To do: In the entries below, count every line containing "JSON". Return the number and nothing else.

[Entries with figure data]
━━━━
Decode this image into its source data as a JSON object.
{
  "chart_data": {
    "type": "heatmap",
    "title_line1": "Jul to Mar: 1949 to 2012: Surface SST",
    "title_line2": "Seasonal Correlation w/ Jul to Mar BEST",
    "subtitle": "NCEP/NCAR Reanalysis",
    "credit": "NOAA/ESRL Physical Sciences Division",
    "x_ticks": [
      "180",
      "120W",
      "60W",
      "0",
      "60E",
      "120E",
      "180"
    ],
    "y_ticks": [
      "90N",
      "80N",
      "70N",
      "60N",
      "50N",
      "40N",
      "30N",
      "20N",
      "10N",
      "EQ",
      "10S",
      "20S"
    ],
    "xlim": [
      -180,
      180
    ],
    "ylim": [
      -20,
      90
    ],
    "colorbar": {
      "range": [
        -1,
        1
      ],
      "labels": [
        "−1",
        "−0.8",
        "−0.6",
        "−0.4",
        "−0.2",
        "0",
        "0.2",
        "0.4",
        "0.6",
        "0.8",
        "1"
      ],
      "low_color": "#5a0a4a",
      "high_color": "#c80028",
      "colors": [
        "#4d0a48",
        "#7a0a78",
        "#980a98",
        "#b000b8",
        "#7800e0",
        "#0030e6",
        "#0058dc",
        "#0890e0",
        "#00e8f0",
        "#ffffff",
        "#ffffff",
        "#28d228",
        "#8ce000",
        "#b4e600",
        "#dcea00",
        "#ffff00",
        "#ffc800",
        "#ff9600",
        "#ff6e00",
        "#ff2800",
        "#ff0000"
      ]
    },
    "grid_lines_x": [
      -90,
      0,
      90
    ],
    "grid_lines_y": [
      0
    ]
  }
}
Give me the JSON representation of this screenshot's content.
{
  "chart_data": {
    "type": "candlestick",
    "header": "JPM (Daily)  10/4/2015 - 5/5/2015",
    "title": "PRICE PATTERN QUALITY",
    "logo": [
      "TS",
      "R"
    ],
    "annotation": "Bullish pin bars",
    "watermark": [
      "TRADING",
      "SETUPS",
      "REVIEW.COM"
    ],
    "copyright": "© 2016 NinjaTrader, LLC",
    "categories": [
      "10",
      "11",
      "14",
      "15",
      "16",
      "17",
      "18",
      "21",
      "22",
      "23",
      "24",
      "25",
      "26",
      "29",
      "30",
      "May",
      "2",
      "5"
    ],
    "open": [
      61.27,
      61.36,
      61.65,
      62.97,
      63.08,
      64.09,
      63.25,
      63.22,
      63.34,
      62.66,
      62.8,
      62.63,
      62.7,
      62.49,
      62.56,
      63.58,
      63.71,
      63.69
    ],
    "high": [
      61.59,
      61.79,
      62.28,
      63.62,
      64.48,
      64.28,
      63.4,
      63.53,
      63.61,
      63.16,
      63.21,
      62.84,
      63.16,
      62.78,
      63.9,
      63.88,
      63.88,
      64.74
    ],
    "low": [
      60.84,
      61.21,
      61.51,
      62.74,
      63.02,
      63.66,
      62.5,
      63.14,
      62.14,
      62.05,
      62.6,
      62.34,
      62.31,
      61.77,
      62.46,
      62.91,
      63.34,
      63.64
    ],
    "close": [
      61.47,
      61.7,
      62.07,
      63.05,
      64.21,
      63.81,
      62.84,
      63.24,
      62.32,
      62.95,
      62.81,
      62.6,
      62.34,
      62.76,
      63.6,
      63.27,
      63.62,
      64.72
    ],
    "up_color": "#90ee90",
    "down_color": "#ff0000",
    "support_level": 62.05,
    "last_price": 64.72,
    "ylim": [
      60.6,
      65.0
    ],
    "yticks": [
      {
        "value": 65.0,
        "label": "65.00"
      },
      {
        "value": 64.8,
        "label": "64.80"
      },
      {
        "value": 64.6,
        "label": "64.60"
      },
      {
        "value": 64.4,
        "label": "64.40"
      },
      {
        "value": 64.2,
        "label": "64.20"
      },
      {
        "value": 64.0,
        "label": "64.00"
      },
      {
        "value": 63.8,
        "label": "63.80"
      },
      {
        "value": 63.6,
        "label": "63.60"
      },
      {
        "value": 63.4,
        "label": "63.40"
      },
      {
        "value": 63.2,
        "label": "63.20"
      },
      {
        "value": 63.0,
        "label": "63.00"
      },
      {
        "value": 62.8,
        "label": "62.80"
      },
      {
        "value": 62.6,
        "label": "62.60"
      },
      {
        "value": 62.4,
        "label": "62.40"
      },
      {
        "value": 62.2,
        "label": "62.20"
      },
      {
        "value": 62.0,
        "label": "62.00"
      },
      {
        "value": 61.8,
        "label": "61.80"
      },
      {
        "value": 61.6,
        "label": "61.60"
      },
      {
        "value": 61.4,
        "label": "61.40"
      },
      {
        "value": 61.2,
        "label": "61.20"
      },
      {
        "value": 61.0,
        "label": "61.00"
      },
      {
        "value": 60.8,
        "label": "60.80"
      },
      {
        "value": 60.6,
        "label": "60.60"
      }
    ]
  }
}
━━━━
Response: 2